**Collected data:**
◇ ◇ ◇ ◇ ◇
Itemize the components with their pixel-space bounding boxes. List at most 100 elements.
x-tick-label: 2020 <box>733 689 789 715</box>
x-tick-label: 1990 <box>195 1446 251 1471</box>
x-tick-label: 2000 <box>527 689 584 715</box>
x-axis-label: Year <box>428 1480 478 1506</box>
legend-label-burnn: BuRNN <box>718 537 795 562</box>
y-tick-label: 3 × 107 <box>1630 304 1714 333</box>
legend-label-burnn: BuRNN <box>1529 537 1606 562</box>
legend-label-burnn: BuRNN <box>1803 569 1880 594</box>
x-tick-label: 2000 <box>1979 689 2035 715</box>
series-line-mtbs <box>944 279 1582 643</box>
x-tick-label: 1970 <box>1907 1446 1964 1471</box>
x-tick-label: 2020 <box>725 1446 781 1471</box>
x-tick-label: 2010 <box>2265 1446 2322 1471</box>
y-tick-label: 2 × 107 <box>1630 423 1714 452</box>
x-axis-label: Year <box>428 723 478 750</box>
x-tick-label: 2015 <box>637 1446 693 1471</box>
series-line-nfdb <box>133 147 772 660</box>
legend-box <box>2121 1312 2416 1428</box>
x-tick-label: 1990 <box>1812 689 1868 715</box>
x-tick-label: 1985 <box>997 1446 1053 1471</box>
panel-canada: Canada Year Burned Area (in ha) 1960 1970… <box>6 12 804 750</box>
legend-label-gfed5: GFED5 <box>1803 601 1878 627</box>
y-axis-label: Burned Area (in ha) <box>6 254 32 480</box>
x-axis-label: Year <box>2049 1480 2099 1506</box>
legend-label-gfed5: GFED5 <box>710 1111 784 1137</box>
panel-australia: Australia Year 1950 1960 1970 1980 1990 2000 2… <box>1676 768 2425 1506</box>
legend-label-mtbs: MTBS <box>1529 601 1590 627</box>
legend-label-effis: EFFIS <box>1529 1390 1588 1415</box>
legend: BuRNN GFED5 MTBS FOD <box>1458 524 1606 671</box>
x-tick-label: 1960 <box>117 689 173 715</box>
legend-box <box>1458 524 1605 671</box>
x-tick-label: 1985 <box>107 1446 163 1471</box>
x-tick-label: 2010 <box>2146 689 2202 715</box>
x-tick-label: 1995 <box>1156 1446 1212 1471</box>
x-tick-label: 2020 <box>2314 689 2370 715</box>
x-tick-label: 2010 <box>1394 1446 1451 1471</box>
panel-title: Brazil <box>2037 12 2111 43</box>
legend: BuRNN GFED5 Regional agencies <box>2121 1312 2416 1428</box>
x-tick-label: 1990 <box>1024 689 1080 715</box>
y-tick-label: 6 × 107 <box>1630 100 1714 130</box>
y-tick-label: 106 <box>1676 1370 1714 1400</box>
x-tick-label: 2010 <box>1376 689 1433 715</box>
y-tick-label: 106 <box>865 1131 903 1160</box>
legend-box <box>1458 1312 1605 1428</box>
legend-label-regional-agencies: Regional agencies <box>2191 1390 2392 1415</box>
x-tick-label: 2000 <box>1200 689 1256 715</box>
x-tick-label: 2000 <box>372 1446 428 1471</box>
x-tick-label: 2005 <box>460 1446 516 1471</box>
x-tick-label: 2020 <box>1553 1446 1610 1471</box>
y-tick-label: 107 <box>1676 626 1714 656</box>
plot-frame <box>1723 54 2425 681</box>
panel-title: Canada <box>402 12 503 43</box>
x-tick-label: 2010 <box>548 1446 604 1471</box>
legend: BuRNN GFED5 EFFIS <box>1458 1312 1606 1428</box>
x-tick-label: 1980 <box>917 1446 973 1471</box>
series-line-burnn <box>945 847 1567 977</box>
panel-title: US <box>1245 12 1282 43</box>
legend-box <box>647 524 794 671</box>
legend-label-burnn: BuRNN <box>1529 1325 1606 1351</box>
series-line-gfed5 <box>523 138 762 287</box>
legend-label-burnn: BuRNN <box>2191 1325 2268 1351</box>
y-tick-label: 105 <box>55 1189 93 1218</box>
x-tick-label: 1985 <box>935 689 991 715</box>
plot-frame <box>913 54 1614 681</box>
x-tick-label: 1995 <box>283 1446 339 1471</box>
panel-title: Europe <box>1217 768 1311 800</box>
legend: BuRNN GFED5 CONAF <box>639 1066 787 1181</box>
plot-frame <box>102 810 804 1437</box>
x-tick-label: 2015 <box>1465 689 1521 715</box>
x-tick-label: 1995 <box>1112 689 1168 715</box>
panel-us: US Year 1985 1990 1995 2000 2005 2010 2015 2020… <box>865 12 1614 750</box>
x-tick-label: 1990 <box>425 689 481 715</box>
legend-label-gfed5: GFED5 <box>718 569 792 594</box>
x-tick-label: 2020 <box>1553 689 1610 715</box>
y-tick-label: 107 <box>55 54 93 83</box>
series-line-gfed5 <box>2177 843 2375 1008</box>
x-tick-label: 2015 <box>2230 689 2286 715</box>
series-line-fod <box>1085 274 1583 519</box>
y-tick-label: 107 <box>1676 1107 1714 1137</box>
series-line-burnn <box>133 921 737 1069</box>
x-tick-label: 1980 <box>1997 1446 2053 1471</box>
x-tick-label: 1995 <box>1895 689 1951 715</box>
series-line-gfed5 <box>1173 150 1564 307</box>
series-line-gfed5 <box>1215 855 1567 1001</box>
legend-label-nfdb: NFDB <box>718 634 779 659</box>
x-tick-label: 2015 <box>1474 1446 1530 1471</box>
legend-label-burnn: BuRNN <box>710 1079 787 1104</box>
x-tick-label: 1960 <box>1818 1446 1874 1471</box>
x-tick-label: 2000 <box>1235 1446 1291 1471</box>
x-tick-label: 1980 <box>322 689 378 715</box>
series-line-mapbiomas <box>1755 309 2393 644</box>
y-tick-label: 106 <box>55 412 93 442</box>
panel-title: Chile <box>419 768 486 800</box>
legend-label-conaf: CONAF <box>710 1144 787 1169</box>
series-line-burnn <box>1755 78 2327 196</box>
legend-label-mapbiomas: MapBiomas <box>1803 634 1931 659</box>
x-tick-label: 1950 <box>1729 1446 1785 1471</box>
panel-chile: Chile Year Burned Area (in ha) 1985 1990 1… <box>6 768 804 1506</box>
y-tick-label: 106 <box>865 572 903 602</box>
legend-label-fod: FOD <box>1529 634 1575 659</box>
◇ ◇ ◇ ◇ ◇
**Your objective:**
Copy out every line of the items above without changing anything.

**Task response:**
Itemize the components with their pixel-space bounding boxes. List at most 100 elements.
x-tick-label: 2020 <box>733 689 789 715</box>
x-tick-label: 1990 <box>195 1446 251 1471</box>
x-tick-label: 2000 <box>527 689 584 715</box>
x-axis-label: Year <box>428 1480 478 1506</box>
legend-label-burnn: BuRNN <box>718 537 795 562</box>
y-tick-label: 3 × 107 <box>1630 304 1714 333</box>
legend-label-burnn: BuRNN <box>1529 537 1606 562</box>
legend-label-burnn: BuRNN <box>1803 569 1880 594</box>
x-tick-label: 2000 <box>1979 689 2035 715</box>
series-line-mtbs <box>944 279 1582 643</box>
x-tick-label: 1970 <box>1907 1446 1964 1471</box>
x-tick-label: 2020 <box>725 1446 781 1471</box>
x-tick-label: 2010 <box>2265 1446 2322 1471</box>
y-tick-label: 2 × 107 <box>1630 423 1714 452</box>
x-axis-label: Year <box>428 723 478 750</box>
x-tick-label: 2015 <box>637 1446 693 1471</box>
series-line-nfdb <box>133 147 772 660</box>
legend-box <box>2121 1312 2416 1428</box>
x-tick-label: 1990 <box>1812 689 1868 715</box>
x-tick-label: 1985 <box>997 1446 1053 1471</box>
panel-canada: Canada Year Burned Area (in ha) 1960 1970… <box>6 12 804 750</box>
legend-label-gfed5: GFED5 <box>1803 601 1878 627</box>
y-axis-label: Burned Area (in ha) <box>6 254 32 480</box>
x-axis-label: Year <box>2049 1480 2099 1506</box>
legend-label-gfed5: GFED5 <box>710 1111 784 1137</box>
panel-australia: Australia Year 1950 1960 1970 1980 1990 2000 2… <box>1676 768 2425 1506</box>
legend-label-mtbs: MTBS <box>1529 601 1590 627</box>
legend-label-effis: EFFIS <box>1529 1390 1588 1415</box>
legend: BuRNN GFED5 MTBS FOD <box>1458 524 1606 671</box>
x-tick-label: 1960 <box>117 689 173 715</box>
legend-box <box>1458 524 1605 671</box>
x-tick-label: 1985 <box>107 1446 163 1471</box>
x-tick-label: 2010 <box>2146 689 2202 715</box>
x-tick-label: 1995 <box>1156 1446 1212 1471</box>
x-tick-label: 2020 <box>2314 689 2370 715</box>
x-tick-label: 2010 <box>1394 1446 1451 1471</box>
panel-title: Brazil <box>2037 12 2111 43</box>
legend: BuRNN GFED5 Regional agencies <box>2121 1312 2416 1428</box>
x-tick-label: 1990 <box>1024 689 1080 715</box>
y-tick-label: 6 × 107 <box>1630 100 1714 130</box>
y-tick-label: 106 <box>1676 1370 1714 1400</box>
x-tick-label: 2010 <box>1376 689 1433 715</box>
y-tick-label: 106 <box>865 1131 903 1160</box>
legend-box <box>1458 1312 1605 1428</box>
legend-label-regional-agencies: Regional agencies <box>2191 1390 2392 1415</box>
x-tick-label: 2000 <box>1200 689 1256 715</box>
x-tick-label: 2000 <box>372 1446 428 1471</box>
x-tick-label: 2005 <box>460 1446 516 1471</box>
x-tick-label: 2020 <box>1553 1446 1610 1471</box>
y-tick-label: 107 <box>1676 626 1714 656</box>
plot-frame <box>1723 54 2425 681</box>
panel-title: Canada <box>402 12 503 43</box>
x-tick-label: 2010 <box>548 1446 604 1471</box>
legend: BuRNN GFED5 EFFIS <box>1458 1312 1606 1428</box>
x-tick-label: 1980 <box>917 1446 973 1471</box>
series-line-burnn <box>945 847 1567 977</box>
panel-title: US <box>1245 12 1282 43</box>
legend-box <box>647 524 794 671</box>
legend-label-burnn: BuRNN <box>1529 1325 1606 1351</box>
series-line-gfed5 <box>523 138 762 287</box>
legend-label-burnn: BuRNN <box>2191 1325 2268 1351</box>
y-tick-label: 105 <box>55 1189 93 1218</box>
x-tick-label: 1985 <box>935 689 991 715</box>
plot-frame <box>913 54 1614 681</box>
x-tick-label: 1995 <box>283 1446 339 1471</box>
panel-title: Europe <box>1217 768 1311 800</box>
legend: BuRNN GFED5 CONAF <box>639 1066 787 1181</box>
plot-frame <box>102 810 804 1437</box>
x-tick-label: 2015 <box>1465 689 1521 715</box>
x-tick-label: 1995 <box>1112 689 1168 715</box>
panel-us: US Year 1985 1990 1995 2000 2005 2010 2015 2020… <box>865 12 1614 750</box>
x-tick-label: 1990 <box>425 689 481 715</box>
legend-label-gfed5: GFED5 <box>718 569 792 594</box>
x-tick-label: 2020 <box>1553 689 1610 715</box>
y-tick-label: 107 <box>55 54 93 83</box>
series-line-gfed5 <box>2177 843 2375 1008</box>
x-tick-label: 2015 <box>2230 689 2286 715</box>
series-line-fod <box>1085 274 1583 519</box>
y-tick-label: 107 <box>1676 1107 1714 1137</box>
series-line-burnn <box>133 921 737 1069</box>
x-tick-label: 1980 <box>1997 1446 2053 1471</box>
x-tick-label: 1995 <box>1895 689 1951 715</box>
series-line-gfed5 <box>1173 150 1564 307</box>
series-line-gfed5 <box>1215 855 1567 1001</box>
legend-label-nfdb: NFDB <box>718 634 779 659</box>
x-tick-label: 2015 <box>1474 1446 1530 1471</box>
legend-label-burnn: BuRNN <box>710 1079 787 1104</box>
x-tick-label: 1960 <box>1818 1446 1874 1471</box>
x-tick-label: 2000 <box>1235 1446 1291 1471</box>
x-tick-label: 1980 <box>322 689 378 715</box>
series-line-mapbiomas <box>1755 309 2393 644</box>
y-tick-label: 106 <box>55 412 93 442</box>
panel-title: Chile <box>419 768 486 800</box>
legend-label-conaf: CONAF <box>710 1144 787 1169</box>
series-line-burnn <box>1755 78 2327 196</box>
legend-label-mapbiomas: MapBiomas <box>1803 634 1931 659</box>
x-tick-label: 1950 <box>1729 1446 1785 1471</box>
panel-chile: Chile Year Burned Area (in ha) 1985 1990 1… <box>6 768 804 1506</box>
y-tick-label: 106 <box>865 572 903 602</box>
legend-label-fod: FOD <box>1529 634 1575 659</box>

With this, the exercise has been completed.